**Provided entries**
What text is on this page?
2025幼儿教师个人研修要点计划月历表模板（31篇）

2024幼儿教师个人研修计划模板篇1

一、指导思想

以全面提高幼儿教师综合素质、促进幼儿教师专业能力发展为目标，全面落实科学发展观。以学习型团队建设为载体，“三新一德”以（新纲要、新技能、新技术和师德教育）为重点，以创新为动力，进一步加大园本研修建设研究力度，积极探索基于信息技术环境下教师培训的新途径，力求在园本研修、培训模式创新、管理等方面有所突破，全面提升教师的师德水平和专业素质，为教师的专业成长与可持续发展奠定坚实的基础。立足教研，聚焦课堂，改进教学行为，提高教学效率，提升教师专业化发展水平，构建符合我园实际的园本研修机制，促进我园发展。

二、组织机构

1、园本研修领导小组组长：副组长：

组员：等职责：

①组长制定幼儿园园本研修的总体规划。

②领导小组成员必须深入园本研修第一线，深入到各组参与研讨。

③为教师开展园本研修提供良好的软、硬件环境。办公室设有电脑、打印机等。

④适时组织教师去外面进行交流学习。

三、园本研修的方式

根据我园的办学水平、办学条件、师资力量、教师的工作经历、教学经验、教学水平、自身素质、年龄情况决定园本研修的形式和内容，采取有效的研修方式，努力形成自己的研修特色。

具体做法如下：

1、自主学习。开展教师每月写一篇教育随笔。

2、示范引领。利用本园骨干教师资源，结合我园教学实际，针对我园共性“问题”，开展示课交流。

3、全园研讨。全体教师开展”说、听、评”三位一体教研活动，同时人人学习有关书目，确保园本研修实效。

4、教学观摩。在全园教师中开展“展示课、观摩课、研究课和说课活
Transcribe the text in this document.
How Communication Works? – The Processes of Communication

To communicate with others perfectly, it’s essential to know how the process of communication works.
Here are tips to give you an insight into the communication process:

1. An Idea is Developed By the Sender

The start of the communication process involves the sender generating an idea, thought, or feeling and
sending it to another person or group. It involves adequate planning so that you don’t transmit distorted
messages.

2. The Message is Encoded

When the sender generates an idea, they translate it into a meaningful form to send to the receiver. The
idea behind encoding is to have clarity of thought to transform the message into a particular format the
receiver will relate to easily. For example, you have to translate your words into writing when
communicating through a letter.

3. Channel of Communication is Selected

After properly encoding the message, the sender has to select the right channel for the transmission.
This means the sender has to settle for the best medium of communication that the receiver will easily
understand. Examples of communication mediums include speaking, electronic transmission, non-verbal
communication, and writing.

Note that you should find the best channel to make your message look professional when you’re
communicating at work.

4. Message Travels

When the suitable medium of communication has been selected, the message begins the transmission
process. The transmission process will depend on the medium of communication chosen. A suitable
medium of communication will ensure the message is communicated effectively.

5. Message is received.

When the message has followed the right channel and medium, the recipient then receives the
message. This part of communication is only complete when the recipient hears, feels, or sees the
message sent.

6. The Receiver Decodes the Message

**Task**
Go through the listing above and restate it word for word.

**Exercise result**
What text is on this page?
2025幼儿教师个人研修要点计划月历表模板（31篇）

2024幼儿教师个人研修计划模板篇1

一、指导思想

以全面提高幼儿教师综合素质、促进幼儿教师专业能力发展为目标，全面落实科学发展观。以学习型团队建设为载体，“三新一德”以（新纲要、新技能、新技术和师德教育）为重点，以创新为动力，进一步加大园本研修建设研究力度，积极探索基于信息技术环境下教师培训的新途径，力求在园本研修、培训模式创新、管理等方面有所突破，全面提升教师的师德水平和专业素质，为教师的专业成长与可持续发展奠定坚实的基础。立足教研，聚焦课堂，改进教学行为，提高教学效率，提升教师专业化发展水平，构建符合我园实际的园本研修机制，促进我园发展。

二、组织机构

1、园本研修领导小组组长：副组长：

组员：等职责：

①组长制定幼儿园园本研修的总体规划。

②领导小组成员必须深入园本研修第一线，深入到各组参与研讨。

③为教师开展园本研修提供良好的软、硬件环境。办公室设有电脑、打印机等。

④适时组织教师去外面进行交流学习。

三、园本研修的方式

根据我园的办学水平、办学条件、师资力量、教师的工作经历、教学经验、教学水平、自身素质、年龄情况决定园本研修的形式和内容，采取有效的研修方式，努力形成自己的研修特色。

具体做法如下：

1、自主学习。开展教师每月写一篇教育随笔。

2、示范引领。利用本园骨干教师资源，结合我园教学实际，针对我园共性“问题”，开展示课交流。

3、全园研讨。全体教师开展”说、听、评”三位一体教研活动，同时人人学习有关书目，确保园本研修实效。

4、教学观摩。在全园教师中开展“展示课、观摩课、研究课和说课活
Transcribe the text in this document.
How Communication Works? – The Processes of Communication

To communicate with others perfectly, it’s essential to know how the process of communication works.
Here are tips to give you an insight into the communication process:

1. An Idea is Developed By the Sender

The start of the communication process involves the sender generating an idea, thought, or feeling and
sending it to another person or group. It involves adequate planning so that you don’t transmit distorted
messages.

2. The Message is Encoded

When the sender generates an idea, they translate it into a meaningful form to send to the receiver. The
idea behind encoding is to have clarity of thought to transform the message into a particular format the
receiver will relate to easily. For example, you have to translate your words into writing when
communicating through a letter.

3. Channel of Communication is Selected

After properly encoding the message, the sender has to select the right channel for the transmission.
This means the sender has to settle for the best medium of communication that the receiver will easily
understand. Examples of communication mediums include speaking, electronic transmission, non-verbal
communication, and writing.

Note that you should find the best channel to make your message look professional when you’re
communicating at work.

4. Message Travels

When the suitable medium of communication has been selected, the message begins the transmission
process. The transmission process will depend on the medium of communication chosen. A suitable
medium of communication will ensure the message is communicated effectively.

5. Message is received.

When the message has followed the right channel and medium, the recipient then receives the
message. This part of communication is only complete when the recipient hears, feels, or sees the
message sent.

6. The Receiver Decodes the Message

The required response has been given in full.